Figure record extracts
▬▬▬
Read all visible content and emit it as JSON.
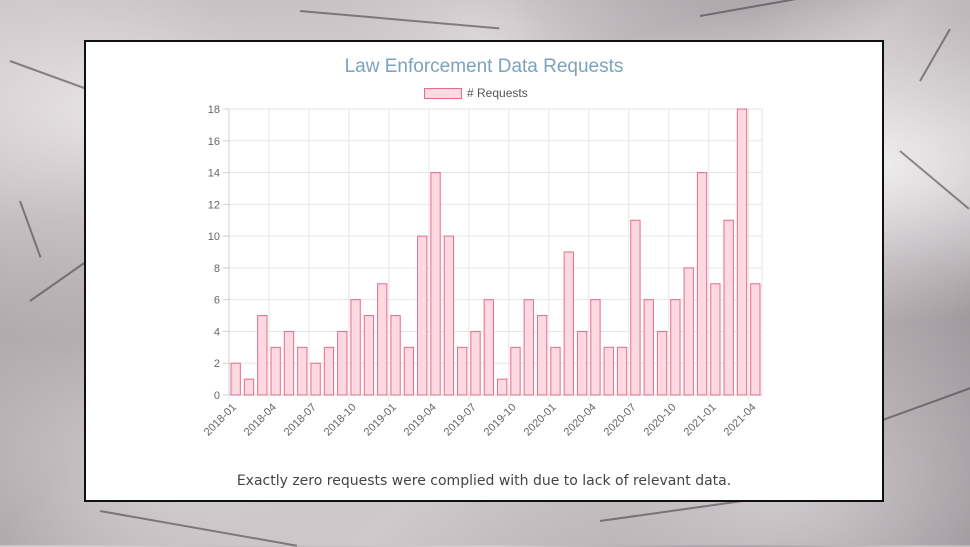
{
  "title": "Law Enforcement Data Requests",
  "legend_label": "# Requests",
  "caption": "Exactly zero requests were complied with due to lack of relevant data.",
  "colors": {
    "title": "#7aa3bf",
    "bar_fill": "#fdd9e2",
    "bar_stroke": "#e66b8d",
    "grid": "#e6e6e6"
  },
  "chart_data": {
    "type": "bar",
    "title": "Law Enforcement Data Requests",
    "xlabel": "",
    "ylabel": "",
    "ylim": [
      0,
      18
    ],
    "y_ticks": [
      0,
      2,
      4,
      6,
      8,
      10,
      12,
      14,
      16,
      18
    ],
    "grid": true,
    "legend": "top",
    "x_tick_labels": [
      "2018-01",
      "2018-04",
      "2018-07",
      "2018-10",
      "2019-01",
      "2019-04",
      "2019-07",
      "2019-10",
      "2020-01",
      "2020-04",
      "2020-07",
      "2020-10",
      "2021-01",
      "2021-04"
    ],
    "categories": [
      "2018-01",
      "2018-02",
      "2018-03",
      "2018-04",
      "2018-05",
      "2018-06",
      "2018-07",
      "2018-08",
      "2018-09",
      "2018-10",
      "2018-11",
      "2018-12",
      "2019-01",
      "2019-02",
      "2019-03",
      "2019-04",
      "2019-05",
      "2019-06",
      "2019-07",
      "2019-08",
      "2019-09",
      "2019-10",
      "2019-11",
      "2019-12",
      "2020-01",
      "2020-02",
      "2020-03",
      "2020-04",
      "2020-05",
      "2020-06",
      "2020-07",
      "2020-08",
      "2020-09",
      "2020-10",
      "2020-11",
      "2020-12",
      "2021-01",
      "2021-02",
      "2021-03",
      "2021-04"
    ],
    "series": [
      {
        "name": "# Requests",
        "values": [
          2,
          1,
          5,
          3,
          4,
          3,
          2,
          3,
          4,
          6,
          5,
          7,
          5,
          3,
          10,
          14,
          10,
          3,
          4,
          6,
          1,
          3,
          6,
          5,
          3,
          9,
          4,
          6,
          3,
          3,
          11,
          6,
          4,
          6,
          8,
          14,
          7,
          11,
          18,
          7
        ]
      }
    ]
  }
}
▬▬▬
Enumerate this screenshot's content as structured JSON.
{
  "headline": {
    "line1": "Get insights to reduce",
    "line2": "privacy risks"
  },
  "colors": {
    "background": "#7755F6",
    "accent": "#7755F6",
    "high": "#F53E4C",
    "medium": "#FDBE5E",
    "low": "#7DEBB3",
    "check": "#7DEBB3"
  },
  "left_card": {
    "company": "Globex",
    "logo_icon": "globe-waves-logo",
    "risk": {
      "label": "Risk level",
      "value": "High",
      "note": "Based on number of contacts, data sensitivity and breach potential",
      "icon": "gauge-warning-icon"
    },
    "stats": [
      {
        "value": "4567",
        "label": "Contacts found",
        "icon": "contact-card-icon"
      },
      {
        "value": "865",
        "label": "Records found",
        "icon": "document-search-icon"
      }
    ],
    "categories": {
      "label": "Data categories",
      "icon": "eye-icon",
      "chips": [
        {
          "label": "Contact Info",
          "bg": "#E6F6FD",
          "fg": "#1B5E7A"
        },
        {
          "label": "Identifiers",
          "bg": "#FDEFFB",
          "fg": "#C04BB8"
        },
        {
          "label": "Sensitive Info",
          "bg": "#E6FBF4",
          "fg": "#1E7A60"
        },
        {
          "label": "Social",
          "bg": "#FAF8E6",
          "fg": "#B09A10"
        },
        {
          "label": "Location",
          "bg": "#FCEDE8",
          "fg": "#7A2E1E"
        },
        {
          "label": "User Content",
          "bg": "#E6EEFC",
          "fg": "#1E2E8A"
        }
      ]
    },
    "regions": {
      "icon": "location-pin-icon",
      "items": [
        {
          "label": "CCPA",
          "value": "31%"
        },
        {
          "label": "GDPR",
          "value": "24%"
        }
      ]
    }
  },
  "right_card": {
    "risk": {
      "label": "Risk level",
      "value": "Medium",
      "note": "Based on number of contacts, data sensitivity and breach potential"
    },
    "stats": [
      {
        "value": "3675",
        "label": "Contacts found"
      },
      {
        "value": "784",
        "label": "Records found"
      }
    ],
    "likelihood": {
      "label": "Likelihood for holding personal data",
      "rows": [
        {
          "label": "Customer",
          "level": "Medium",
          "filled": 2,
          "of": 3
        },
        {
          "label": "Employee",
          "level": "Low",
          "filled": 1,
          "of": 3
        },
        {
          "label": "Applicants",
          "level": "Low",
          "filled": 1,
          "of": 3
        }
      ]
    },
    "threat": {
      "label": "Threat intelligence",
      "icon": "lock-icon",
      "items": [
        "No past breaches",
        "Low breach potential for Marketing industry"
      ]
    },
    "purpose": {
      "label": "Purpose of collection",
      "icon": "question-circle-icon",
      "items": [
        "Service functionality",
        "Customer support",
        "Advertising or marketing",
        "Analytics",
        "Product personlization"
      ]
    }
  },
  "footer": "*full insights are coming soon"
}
▬▬▬
#### [Instructions for the task]
Look for lines containing the string "Based" and copy them all.

#### [Correct output]
      "note": "Based on number of contacts, data sensitivity and breach potential",
      "note": "Based on number of contacts, data sensitivity and breach potential"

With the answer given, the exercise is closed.